— SUPPLIED PASSAGE —
Content starts

Though an FSF member, I am not a part of the team that makes the determination
for FSDG compliance, so my comments are strictly advisory.
Also, I am always in the market for freedom-respecting laptops, and I
certainly hope I can use your products one day, since they look and sound
awesome. I wish you luck in your business venture and I hope you will succeed
in fully liberating your hardware, and getting that approved by FSF as well. I
certainly think it should be your goal, given your philosophy.
With that being said,
You are the ones who combined OS and hardware by putting both things on the
same website. In fact, the page where you peddle non-free laptops is literally
one click away from your OS page, and in the same domain. The FSDG could not
be clearer on this point: it will not approve any project that advertises
and/or delivers non-free software, and it doesn't matter whether this non-free
software is technically a part of the OS, as long as its endorsement comes
from the same project. For example, Trisquel could never get approved if they
used their domain to suggest installing adobe flash, nevermind whether they
distribute it themselves.

Content ends

— WHAT YOU WILL DO —
• a. How would the sentence "In fact, the page where you peddle non-free laptops is literally one click away from your OS page, and in the same domain." from the message about FSDG compliance read in Spanish?
• b. Which abbreviations written entirely in capital letters appear in the message about FSDG compliance? List each one once.
• c. Can you echo everything in the message about FSDG compliance from "Also, I am always" down to "given your philosophy."?
Answer from the message about FSDG compliance alone.

— GIVEN ENTRIES —
Content starts

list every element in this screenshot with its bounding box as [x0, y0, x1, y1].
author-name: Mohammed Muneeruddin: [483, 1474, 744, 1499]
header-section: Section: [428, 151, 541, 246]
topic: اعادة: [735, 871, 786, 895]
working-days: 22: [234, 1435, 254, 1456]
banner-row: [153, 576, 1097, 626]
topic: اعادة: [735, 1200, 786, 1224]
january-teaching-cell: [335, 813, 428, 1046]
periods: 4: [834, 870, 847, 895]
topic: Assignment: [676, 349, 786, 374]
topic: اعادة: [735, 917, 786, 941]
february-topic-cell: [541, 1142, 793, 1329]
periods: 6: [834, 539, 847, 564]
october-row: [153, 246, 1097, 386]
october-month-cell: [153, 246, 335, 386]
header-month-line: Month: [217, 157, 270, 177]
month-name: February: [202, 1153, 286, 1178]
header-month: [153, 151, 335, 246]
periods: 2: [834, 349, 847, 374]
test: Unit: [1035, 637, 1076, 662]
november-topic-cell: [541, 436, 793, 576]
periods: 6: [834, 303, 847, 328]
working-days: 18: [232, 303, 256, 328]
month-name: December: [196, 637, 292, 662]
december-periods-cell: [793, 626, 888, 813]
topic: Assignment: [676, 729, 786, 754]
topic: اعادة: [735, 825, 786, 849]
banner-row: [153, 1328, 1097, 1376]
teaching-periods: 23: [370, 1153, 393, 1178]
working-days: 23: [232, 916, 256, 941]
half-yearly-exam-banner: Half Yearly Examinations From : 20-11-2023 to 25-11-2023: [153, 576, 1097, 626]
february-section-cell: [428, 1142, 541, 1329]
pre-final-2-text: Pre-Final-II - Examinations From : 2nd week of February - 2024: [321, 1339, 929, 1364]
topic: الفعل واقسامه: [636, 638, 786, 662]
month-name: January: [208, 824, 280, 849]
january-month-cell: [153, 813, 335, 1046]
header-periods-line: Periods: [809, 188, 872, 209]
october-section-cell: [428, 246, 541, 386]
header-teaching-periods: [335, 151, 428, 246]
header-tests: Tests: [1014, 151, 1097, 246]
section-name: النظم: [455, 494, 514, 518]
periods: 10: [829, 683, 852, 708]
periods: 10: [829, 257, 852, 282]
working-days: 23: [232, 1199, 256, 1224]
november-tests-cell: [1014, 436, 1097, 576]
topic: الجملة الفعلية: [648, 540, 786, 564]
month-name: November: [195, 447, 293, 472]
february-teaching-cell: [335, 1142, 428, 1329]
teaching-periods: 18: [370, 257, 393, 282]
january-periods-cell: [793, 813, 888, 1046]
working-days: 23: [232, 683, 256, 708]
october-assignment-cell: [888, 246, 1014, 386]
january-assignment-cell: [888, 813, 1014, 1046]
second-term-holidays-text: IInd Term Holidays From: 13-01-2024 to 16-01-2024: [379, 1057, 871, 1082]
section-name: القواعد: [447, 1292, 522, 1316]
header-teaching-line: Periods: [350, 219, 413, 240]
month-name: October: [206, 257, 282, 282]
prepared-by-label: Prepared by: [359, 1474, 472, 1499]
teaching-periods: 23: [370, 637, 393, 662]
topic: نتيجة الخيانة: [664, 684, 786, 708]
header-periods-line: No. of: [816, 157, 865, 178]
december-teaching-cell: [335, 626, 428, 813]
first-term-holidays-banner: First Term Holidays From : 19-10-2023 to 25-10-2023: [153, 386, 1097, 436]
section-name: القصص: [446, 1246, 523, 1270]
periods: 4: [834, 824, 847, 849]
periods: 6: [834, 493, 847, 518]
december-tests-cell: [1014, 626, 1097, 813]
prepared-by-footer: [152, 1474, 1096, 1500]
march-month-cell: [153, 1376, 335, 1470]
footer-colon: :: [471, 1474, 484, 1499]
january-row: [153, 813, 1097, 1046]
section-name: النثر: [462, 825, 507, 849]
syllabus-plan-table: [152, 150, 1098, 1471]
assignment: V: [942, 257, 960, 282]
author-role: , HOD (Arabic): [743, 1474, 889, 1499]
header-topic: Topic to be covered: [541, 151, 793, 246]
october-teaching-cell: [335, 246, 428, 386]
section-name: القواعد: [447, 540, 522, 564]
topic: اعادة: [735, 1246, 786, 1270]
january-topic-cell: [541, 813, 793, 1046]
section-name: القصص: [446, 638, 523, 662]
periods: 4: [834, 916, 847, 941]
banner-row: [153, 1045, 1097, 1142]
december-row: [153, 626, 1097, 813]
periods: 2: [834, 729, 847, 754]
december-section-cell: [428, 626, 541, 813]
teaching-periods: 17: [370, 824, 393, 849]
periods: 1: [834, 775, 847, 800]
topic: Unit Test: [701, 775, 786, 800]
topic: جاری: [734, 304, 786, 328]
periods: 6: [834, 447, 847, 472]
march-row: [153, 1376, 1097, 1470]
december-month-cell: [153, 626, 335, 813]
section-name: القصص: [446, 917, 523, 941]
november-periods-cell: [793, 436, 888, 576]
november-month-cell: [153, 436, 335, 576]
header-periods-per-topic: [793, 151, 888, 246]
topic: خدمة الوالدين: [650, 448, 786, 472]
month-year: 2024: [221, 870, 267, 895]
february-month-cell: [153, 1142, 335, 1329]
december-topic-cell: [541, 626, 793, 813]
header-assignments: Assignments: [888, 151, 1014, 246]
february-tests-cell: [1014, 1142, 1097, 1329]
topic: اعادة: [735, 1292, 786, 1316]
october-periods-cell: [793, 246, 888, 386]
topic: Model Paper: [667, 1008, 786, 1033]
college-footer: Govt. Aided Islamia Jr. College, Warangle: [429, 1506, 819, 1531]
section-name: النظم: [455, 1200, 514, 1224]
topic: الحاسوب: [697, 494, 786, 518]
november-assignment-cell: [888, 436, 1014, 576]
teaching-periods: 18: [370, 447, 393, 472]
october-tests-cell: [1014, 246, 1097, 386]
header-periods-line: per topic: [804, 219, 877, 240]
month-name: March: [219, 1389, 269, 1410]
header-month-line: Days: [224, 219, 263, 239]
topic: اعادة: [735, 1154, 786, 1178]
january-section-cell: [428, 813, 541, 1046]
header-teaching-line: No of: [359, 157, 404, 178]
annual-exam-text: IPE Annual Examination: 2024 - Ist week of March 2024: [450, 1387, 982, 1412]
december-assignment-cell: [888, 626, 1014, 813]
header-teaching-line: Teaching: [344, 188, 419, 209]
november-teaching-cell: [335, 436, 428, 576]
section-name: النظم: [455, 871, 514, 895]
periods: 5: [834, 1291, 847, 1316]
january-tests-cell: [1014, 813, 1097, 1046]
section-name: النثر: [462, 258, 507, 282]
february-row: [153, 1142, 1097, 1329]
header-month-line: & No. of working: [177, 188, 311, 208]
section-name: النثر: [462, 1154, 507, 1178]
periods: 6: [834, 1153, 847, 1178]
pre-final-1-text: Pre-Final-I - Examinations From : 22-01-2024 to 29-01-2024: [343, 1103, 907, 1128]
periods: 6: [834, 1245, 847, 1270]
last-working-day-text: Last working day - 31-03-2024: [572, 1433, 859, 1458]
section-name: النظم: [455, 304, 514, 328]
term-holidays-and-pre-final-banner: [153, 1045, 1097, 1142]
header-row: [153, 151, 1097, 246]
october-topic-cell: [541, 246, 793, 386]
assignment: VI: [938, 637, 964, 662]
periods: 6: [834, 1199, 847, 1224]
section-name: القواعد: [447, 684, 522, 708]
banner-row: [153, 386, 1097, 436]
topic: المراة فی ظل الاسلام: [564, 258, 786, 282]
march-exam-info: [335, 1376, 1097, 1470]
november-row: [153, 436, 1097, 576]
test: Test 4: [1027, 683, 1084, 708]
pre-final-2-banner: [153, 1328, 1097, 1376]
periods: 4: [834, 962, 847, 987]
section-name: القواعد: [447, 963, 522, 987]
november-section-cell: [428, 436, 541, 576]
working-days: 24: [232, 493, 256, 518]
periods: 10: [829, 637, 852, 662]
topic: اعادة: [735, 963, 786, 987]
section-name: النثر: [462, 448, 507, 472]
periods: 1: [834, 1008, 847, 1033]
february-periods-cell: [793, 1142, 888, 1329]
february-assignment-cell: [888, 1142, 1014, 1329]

Content ends

— ANSWERS BY ITEM NUMBER —
• a. De hecho, la página donde venden portátiles no libres está literalmente a un clic de distancia de la página de su sistema operativo, y en el mismo dominio.

• b. FSF, FSDG, OS

• c.
Also, I am always in the market for freedom-respecting laptops, and I
certainly hope I can use your products one day, since they look and sound
awesome. I wish you luck in your business venture and I hope you will succeed
in fully liberating your hardware, and getting that approved by FSF as well. I
certainly think it should be your goal, given your philosophy.